### PERINTAH KERJA 1
Dalam teks tentang limbah masker, berapa lama virus bisa bertahan di dalam ruangan?
### PERINTAH KERJA 2
Terjemahkan kalimat dari teks tentang limbah masker ini ke dalam bahasa Inggris: "Pakar kesehatan masyarakat Hermawan Saputra mengatakan bahwa masker wajah menimbulkan risiko kesehatan yang lebih besar daripada jenis limbah medis lainnya."
### PERINTAH KERJA 3
Tuliskan lanjutan teks tentang limbah masker, mulai sesudah kalimat terakhirnya.

“Sebelum pandemi, angkanya nol,” ujar Reza Cordova, salah satu ilmuwan yang terlibat dalam penelitian tersebut, kepada CNA. Reza memperkirakan bahwa kini, dengan munculnya varian Delta yang lebih ganas, jumlah masker bekas yang mencemari lingkungan bisa jadi telah berlipat ganda.
“Dibandingkan awal pandemi, masyarakat sudah lebih sadar pentingnya memakai masker, dan masker pun sekarang lebih mudah didapat,” katanya.
“Orang-orang bisa pakai dua atau tiga masker sehari kalau mereka di luar rumah seharian. Tetapi pemerintah tidak menyediakan cara bagi kita untuk membuangnya.”
Pakar kesehatan masyarakat Hermawan Saputra mengatakan bahwa masker wajah menimbulkan risiko kesehatan yang lebih besar daripada jenis limbah medis lainnya.
“Dengan begitu banyaknya orang yang melakukan isolasi mandiri di rumah, masker menjadi masalah besar. Ketika masker bersentuhan dengan pasien COVID-19, bisa dipastikan masker itu sudah terkontaminasi virus corona. Mereka yang menemukan masker ini pun berisiko kena infeksi,” ujar penasihat di Ikatan Ahli Kesehatan Masyarakat Indonesia tersebut.
“Masker-masker ini harus dimusnahkan secara benar. Jika tidak, virusnya bisa bertahan selama tiga atau empat jam di udara terbuka. Di dalam ruangan, virus bisa bertahan selama delapan jam. Kalau di ruangan lembab dan sempit, kemudian dia ditumpuk dengan benda-benda infeksius lain, misalnya di tempat sampah atau tempat pembuangan akhir, virusnya bisa bertahan selama dua sampai tiga hari.”
LIMBAH MEDIS SULIT DILACAK
Seiring meningkatnya masalah limbah medis, melacak tempat pembuangan akhirnya pun menjadi dilematis.

### DATA TERCATAT
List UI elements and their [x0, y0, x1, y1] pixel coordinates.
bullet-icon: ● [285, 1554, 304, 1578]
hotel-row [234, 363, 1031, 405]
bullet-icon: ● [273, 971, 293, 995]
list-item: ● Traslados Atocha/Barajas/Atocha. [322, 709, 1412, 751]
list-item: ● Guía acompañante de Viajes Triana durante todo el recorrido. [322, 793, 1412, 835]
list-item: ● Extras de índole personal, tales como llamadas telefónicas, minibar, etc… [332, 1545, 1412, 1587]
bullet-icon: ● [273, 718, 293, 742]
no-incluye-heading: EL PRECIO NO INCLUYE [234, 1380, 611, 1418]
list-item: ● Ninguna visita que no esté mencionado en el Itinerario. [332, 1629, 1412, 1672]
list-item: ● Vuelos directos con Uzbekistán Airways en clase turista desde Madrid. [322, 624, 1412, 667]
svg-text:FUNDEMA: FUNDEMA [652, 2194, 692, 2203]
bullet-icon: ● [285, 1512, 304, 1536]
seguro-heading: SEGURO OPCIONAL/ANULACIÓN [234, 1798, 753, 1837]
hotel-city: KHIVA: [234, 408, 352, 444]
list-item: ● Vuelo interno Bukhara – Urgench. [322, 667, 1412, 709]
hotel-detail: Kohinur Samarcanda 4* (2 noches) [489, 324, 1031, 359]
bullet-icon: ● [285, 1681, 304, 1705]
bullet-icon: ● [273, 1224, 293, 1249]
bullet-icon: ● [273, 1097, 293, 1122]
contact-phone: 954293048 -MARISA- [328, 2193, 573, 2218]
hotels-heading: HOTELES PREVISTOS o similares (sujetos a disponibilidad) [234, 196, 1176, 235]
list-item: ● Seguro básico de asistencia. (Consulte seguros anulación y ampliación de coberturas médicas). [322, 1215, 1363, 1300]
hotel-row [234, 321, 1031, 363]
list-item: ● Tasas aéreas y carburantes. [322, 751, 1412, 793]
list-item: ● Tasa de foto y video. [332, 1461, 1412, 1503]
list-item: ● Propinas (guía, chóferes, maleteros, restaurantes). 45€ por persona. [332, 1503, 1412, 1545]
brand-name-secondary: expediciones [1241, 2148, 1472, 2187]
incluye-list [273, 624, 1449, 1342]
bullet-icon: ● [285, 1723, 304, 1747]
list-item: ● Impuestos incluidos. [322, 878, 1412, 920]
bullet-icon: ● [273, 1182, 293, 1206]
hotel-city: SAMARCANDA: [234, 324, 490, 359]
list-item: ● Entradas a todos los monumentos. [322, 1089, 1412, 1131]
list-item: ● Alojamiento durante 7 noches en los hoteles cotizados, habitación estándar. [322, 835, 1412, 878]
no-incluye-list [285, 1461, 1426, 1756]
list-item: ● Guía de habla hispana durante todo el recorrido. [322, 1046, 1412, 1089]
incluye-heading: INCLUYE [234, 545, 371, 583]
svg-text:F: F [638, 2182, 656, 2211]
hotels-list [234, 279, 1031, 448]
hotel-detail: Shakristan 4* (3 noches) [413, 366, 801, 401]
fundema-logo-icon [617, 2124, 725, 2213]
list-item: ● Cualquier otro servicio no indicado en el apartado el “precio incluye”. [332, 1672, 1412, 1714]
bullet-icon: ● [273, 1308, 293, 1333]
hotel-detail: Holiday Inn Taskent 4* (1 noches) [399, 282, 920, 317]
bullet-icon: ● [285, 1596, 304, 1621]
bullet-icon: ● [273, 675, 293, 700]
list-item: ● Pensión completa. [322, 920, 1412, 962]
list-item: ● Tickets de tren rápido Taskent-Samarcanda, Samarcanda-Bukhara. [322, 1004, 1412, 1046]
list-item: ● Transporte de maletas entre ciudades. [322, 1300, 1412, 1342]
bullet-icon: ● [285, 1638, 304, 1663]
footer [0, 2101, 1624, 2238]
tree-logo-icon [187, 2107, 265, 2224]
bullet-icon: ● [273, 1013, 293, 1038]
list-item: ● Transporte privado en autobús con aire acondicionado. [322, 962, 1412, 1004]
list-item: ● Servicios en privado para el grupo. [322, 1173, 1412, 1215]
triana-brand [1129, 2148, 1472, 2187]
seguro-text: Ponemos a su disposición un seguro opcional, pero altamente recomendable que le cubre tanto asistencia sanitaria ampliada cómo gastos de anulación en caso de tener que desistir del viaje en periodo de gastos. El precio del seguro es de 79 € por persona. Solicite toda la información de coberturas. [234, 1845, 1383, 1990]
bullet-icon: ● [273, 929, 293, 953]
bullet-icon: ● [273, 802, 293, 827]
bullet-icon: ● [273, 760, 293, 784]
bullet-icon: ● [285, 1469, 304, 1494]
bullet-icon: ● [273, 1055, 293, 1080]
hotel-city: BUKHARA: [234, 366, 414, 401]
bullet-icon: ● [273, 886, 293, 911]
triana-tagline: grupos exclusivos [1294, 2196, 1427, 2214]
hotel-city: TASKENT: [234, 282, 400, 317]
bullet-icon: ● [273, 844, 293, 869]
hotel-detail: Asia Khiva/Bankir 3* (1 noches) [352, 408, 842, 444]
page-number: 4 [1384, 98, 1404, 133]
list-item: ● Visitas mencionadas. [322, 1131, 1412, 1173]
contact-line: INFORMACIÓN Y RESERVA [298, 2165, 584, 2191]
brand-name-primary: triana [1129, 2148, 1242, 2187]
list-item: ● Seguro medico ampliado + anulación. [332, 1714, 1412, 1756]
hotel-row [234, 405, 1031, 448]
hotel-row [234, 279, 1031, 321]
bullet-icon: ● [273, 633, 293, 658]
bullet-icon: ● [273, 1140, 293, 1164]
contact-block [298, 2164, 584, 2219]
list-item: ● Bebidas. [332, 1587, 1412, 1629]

### HASIL LATIHAN 1
Delapan jam.

### HASIL LATIHAN 2
Public health expert Hermawan Saputra said that face masks pose a greater health risk than other types of medical waste.

### HASIL LATIHAN 3
Vivien, Dirjen PSLB3 Kementerian Lingkungan Hidup dan Kehutanan, mengatakan bahwa keluarnya izin sementara bagi rumah sakit serta diperbolehkannya pabrik semen untuk membakar limbah medis seharusnya cukup untuk mengatasi masalah meningkatnya limbah infeksius.
“Setidaknya itu cukup untuk mengelola limbah medis yang dihasilkan oleh fasilitas kesehatan,” katanya. “Sampah medis tidak boleh berakhir di tempat pembuangan akhir.”
Akan tetapi, dalam kenyataannya, limbah medis — termasuk yang dihasilkan oleh berbagai fasilitas kesehatan — sudah sampai ke berbagai TPA.
Saat berkunjung ke TPA Burangkeng di Kabupaten Bekasi, CNA menemukan kantong plastik warna kuning cerah dengan simbol biohazard dan tulisan “sampah infeksius” di kaki gunungan sampah. Kantong itu kosong.
Tak jauh dari kantong kuning itu, teronggok botol-botol infus kosong, sebagian dengan selang dan kateter yang masih tersambung. Obat-obatan serta hasil pemindaian sinar-x tulang panggul seseorang terselip di antara tumpukan sampah yang sama. Terdapat pula toples-toples lima literan kosong yang sedianya digunakan untuk menampung cairan hemodialisis.